• [Stored items]
━━━━━━━━━━
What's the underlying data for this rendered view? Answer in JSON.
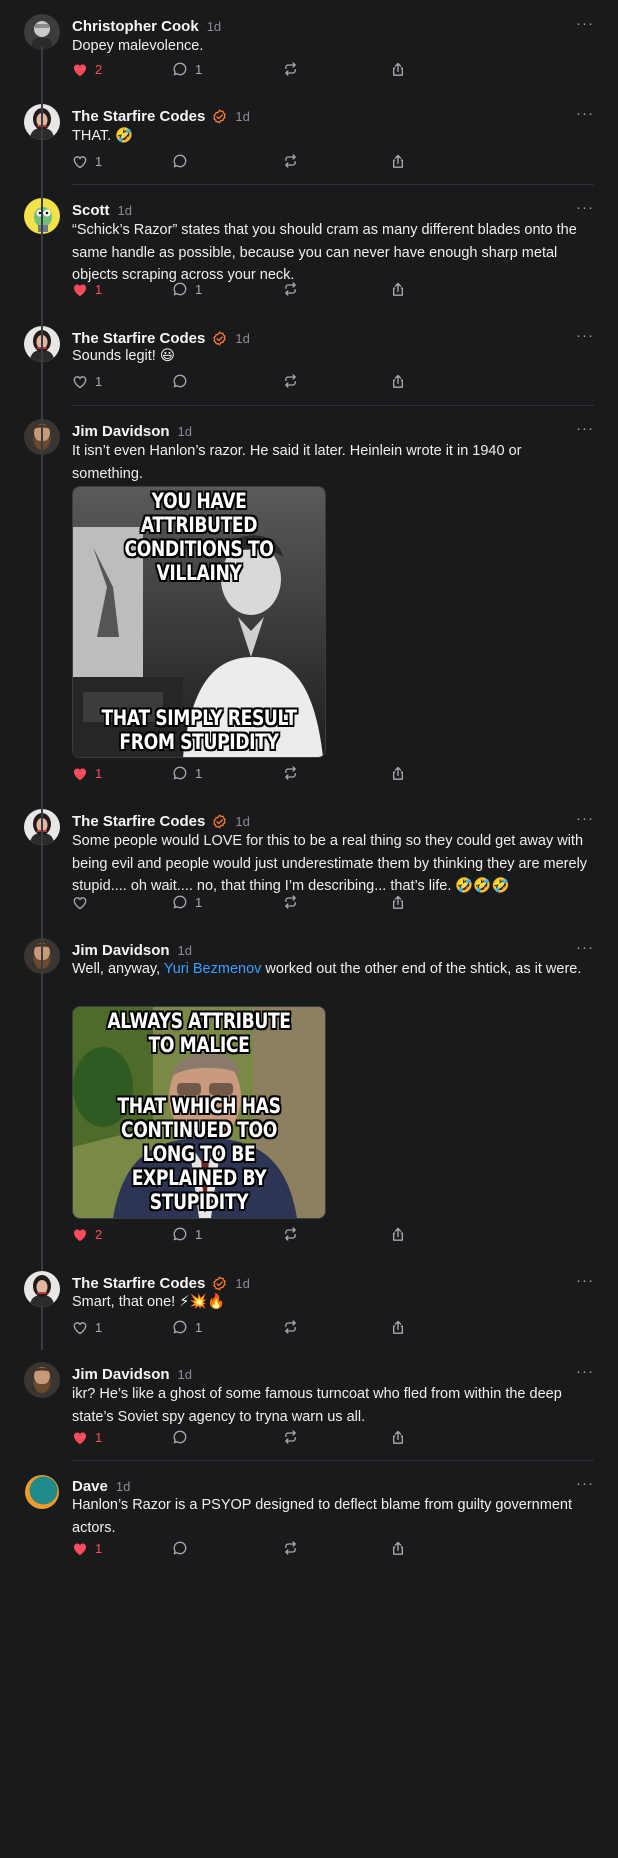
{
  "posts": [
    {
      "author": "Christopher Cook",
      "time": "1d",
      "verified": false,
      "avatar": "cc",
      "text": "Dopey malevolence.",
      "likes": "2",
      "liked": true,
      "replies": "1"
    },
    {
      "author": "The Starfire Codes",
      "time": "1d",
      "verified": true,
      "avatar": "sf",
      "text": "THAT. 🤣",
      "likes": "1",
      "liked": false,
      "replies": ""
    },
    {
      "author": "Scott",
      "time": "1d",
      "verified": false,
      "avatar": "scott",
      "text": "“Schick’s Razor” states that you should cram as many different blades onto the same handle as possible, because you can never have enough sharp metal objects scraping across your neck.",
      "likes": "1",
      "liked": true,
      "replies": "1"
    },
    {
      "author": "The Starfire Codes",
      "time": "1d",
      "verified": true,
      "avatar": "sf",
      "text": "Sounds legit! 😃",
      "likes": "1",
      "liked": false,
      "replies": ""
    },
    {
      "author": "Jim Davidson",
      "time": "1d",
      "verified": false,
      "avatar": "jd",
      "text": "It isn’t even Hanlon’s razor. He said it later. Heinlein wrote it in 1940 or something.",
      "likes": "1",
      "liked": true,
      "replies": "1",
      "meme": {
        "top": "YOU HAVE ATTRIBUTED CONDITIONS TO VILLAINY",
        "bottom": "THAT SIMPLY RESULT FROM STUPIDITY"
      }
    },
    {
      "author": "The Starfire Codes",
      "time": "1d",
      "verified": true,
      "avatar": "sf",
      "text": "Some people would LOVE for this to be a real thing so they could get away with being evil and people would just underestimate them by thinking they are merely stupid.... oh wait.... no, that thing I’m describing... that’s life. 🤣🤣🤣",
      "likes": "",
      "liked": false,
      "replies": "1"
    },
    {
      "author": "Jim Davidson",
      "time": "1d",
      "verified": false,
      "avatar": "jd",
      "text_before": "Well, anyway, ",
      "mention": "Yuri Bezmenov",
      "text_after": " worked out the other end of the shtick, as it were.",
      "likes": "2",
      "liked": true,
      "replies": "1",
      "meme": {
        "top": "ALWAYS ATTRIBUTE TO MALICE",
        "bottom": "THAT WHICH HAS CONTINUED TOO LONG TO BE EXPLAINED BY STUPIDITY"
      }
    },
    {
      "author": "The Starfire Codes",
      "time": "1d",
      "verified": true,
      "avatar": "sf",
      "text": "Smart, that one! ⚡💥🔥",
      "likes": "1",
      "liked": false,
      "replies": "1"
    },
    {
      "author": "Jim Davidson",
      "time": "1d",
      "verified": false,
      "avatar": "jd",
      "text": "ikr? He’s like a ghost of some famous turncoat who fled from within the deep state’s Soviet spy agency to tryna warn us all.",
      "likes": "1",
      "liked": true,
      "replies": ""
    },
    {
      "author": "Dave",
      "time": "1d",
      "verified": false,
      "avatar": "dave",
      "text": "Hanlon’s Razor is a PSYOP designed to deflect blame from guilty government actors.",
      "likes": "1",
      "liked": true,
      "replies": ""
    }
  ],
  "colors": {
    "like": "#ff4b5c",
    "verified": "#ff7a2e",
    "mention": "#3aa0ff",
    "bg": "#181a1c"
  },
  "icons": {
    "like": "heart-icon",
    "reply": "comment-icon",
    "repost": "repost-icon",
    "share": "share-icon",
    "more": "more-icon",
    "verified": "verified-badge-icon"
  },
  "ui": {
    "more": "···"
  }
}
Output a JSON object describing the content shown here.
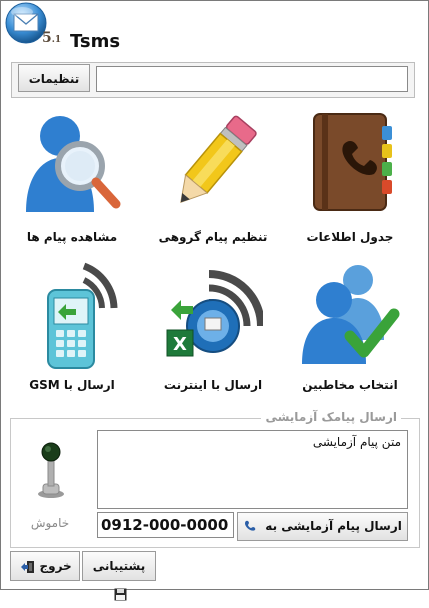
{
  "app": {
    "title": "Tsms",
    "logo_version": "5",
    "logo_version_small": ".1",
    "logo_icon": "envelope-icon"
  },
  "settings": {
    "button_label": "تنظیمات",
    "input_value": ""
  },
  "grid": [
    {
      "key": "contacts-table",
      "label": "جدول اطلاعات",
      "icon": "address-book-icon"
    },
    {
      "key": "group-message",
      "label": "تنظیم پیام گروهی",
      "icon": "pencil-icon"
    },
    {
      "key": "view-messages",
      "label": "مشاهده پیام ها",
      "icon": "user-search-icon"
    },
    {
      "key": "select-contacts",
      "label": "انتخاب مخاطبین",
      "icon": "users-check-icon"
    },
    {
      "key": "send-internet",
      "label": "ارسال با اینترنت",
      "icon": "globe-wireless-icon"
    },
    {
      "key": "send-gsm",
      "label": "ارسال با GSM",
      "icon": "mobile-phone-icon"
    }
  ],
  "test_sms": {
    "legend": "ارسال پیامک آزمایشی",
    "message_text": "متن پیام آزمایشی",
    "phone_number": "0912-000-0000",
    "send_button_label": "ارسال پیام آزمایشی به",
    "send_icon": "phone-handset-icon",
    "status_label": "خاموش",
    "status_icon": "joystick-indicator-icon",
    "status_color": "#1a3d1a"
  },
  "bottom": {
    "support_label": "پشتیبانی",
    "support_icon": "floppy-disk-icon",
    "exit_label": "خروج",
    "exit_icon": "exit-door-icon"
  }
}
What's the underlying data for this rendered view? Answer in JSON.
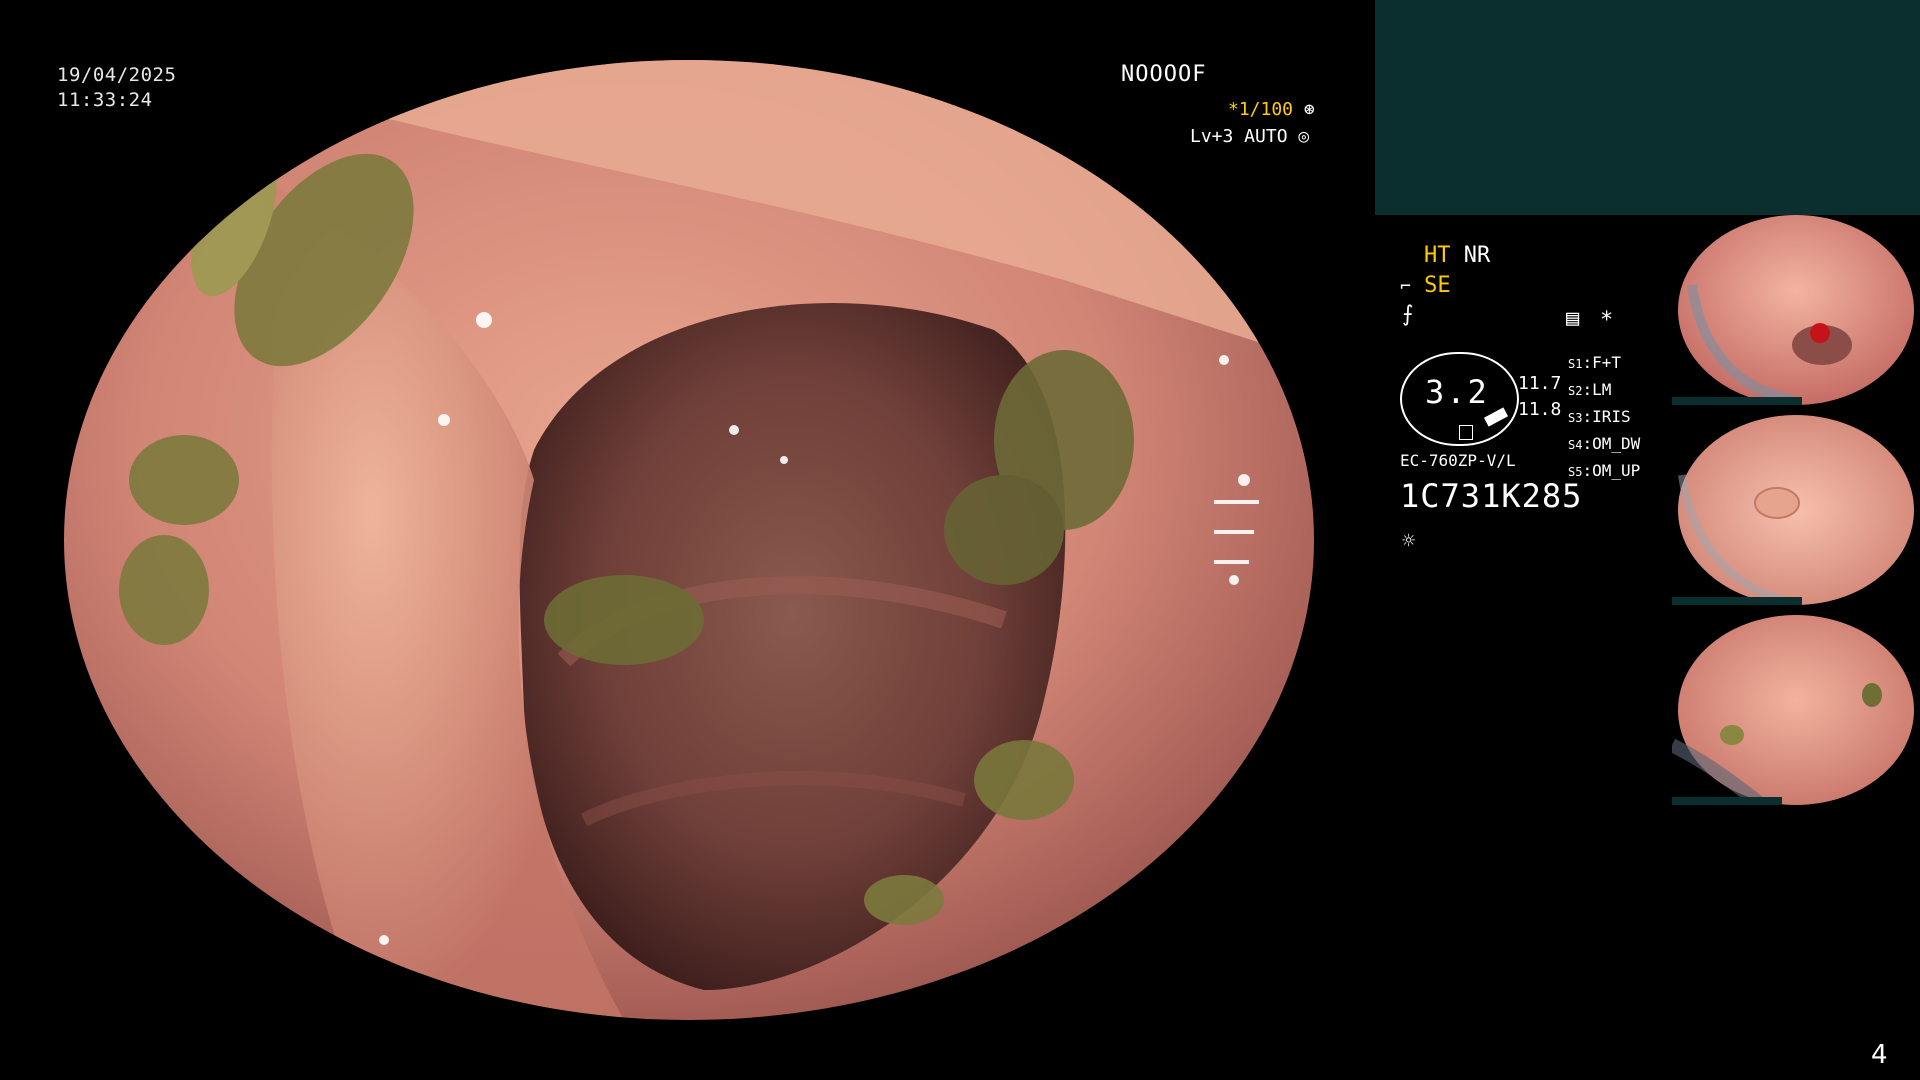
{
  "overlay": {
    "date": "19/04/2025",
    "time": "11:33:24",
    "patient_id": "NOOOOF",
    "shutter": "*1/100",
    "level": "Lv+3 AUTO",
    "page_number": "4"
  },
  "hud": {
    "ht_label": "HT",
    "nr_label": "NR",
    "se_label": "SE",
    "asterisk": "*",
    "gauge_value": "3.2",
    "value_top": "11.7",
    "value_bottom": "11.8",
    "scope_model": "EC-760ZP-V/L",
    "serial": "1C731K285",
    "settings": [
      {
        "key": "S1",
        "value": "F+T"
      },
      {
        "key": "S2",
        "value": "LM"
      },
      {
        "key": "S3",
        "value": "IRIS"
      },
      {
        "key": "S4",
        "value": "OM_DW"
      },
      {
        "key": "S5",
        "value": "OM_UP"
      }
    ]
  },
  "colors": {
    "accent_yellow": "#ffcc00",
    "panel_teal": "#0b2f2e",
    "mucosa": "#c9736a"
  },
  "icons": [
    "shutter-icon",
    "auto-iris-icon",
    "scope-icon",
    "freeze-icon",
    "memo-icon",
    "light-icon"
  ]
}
━━━━━━━━━━
• [BRIEF] Make a word-for-word copy of the entries, without any pictures.

• [SOLUTION FOR THIS TASK]
What's the underlying data for this rendered view? Answer in JSON.
{
  "posts": [
    {
      "author": "Christopher Cook",
      "time": "1d",
      "verified": false,
      "avatar": "cc",
      "text": "Dopey malevolence.",
      "likes": "2",
      "liked": true,
      "replies": "1"
    },
    {
      "author": "The Starfire Codes",
      "time": "1d",
      "verified": true,
      "avatar": "sf",
      "text": "THAT. 🤣",
      "likes": "1",
      "liked": false,
      "replies": ""
    },
    {
      "author": "Scott",
      "time": "1d",
      "verified": false,
      "avatar": "scott",
      "text": "“Schick’s Razor” states that you should cram as many different blades onto the same handle as possible, because you can never have enough sharp metal objects scraping across your neck.",
      "likes": "1",
      "liked": true,
      "replies": "1"
    },
    {
      "author": "The Starfire Codes",
      "time": "1d",
      "verified": true,
      "avatar": "sf",
      "text": "Sounds legit! 😃",
      "likes": "1",
      "liked": false,
      "replies": ""
    },
    {
      "author": "Jim Davidson",
      "time": "1d",
      "verified": false,
      "avatar": "jd",
      "text": "It isn’t even Hanlon’s razor. He said it later. Heinlein wrote it in 1940 or something.",
      "likes": "1",
      "liked": true,
      "replies": "1",
      "meme": {
        "top": "YOU HAVE ATTRIBUTED CONDITIONS TO VILLAINY",
        "bottom": "THAT SIMPLY RESULT FROM STUPIDITY"
      }
    },
    {
      "author": "The Starfire Codes",
      "time": "1d",
      "verified": true,
      "avatar": "sf",
      "text": "Some people would LOVE for this to be a real thing so they could get away with being evil and people would just underestimate them by thinking they are merely stupid.... oh wait.... no, that thing I’m describing... that’s life. 🤣🤣🤣",
      "likes": "",
      "liked": false,
      "replies": "1"
    },
    {
      "author": "Jim Davidson",
      "time": "1d",
      "verified": false,
      "avatar": "jd",
      "text_before": "Well, anyway, ",
      "mention": "Yuri Bezmenov",
      "text_after": " worked out the other end of the shtick, as it were.",
      "likes": "2",
      "liked": true,
      "replies": "1",
      "meme": {
        "top": "ALWAYS ATTRIBUTE TO MALICE",
        "bottom": "THAT WHICH HAS CONTINUED TOO LONG TO BE EXPLAINED BY STUPIDITY"
      }
    },
    {
      "author": "The Starfire Codes",
      "time": "1d",
      "verified": true,
      "avatar": "sf",
      "text": "Smart, that one! ⚡💥🔥",
      "likes": "1",
      "liked": false,
      "replies": "1"
    },
    {
      "author": "Jim Davidson",
      "time": "1d",
      "verified": false,
      "avatar": "jd",
      "text": "ikr? He’s like a ghost of some famous turncoat who fled from within the deep state’s Soviet spy agency to tryna warn us all.",
      "likes": "1",
      "liked": true,
      "replies": ""
    },
    {
      "author": "Dave",
      "time": "1d",
      "verified": false,
      "avatar": "dave",
      "text": "Hanlon’s Razor is a PSYOP designed to deflect blame from guilty government actors.",
      "likes": "1",
      "liked": true,
      "replies": ""
    }
  ],
  "colors": {
    "like": "#ff4b5c",
    "verified": "#ff7a2e",
    "mention": "#3aa0ff",
    "bg": "#181a1c"
  },
  "icons": {
    "like": "heart-icon",
    "reply": "comment-icon",
    "repost": "repost-icon",
    "share": "share-icon",
    "more": "more-icon",
    "verified": "verified-badge-icon"
  },
  "ui": {
    "more": "···"
  }
}
Output a JSON object describing the content shown here.
{
  "app": {
    "title": "Tsms",
    "logo_version": "5",
    "logo_version_small": ".1",
    "logo_icon": "envelope-icon"
  },
  "settings": {
    "button_label": "تنظیمات",
    "input_value": ""
  },
  "grid": [
    {
      "key": "contacts-table",
      "label": "جدول اطلاعات",
      "icon": "address-book-icon"
    },
    {
      "key": "group-message",
      "label": "تنظیم پیام گروهی",
      "icon": "pencil-icon"
    },
    {
      "key": "view-messages",
      "label": "مشاهده پیام ها",
      "icon": "user-search-icon"
    },
    {
      "key": "select-contacts",
      "label": "انتخاب مخاطبین",
      "icon": "users-check-icon"
    },
    {
      "key": "send-internet",
      "label": "ارسال با اینترنت",
      "icon": "globe-wireless-icon"
    },
    {
      "key": "send-gsm",
      "label": "ارسال با GSM",
      "icon": "mobile-phone-icon"
    }
  ],
  "test_sms": {
    "legend": "ارسال پیامک آزمایشی",
    "message_text": "متن پیام آزمایشی",
    "phone_number": "0912-000-0000",
    "send_button_label": "ارسال پیام آزمایشی به",
    "send_icon": "phone-handset-icon",
    "status_label": "خاموش",
    "status_icon": "joystick-indicator-icon",
    "status_color": "#1a3d1a"
  },
  "bottom": {
    "support_label": "پشتیبانی",
    "support_icon": "floppy-disk-icon",
    "exit_label": "خروج",
    "exit_icon": "exit-door-icon"
  }
}
What's the underlying data for this rendered view? Answer in JSON.
{
  "overlay": {
    "date": "19/04/2025",
    "time": "11:33:24",
    "patient_id": "NOOOOF",
    "shutter": "*1/100",
    "level": "Lv+3 AUTO",
    "page_number": "4"
  },
  "hud": {
    "ht_label": "HT",
    "nr_label": "NR",
    "se_label": "SE",
    "asterisk": "*",
    "gauge_value": "3.2",
    "value_top": "11.7",
    "value_bottom": "11.8",
    "scope_model": "EC-760ZP-V/L",
    "serial": "1C731K285",
    "settings": [
      {
        "key": "S1",
        "value": "F+T"
      },
      {
        "key": "S2",
        "value": "LM"
      },
      {
        "key": "S3",
        "value": "IRIS"
      },
      {
        "key": "S4",
        "value": "OM_DW"
      },
      {
        "key": "S5",
        "value": "OM_UP"
      }
    ]
  },
  "colors": {
    "accent_yellow": "#ffcc00",
    "panel_teal": "#0b2f2e",
    "mucosa": "#c9736a"
  },
  "icons": [
    "shutter-icon",
    "auto-iris-icon",
    "scope-icon",
    "freeze-icon",
    "memo-icon",
    "light-icon"
  ]
}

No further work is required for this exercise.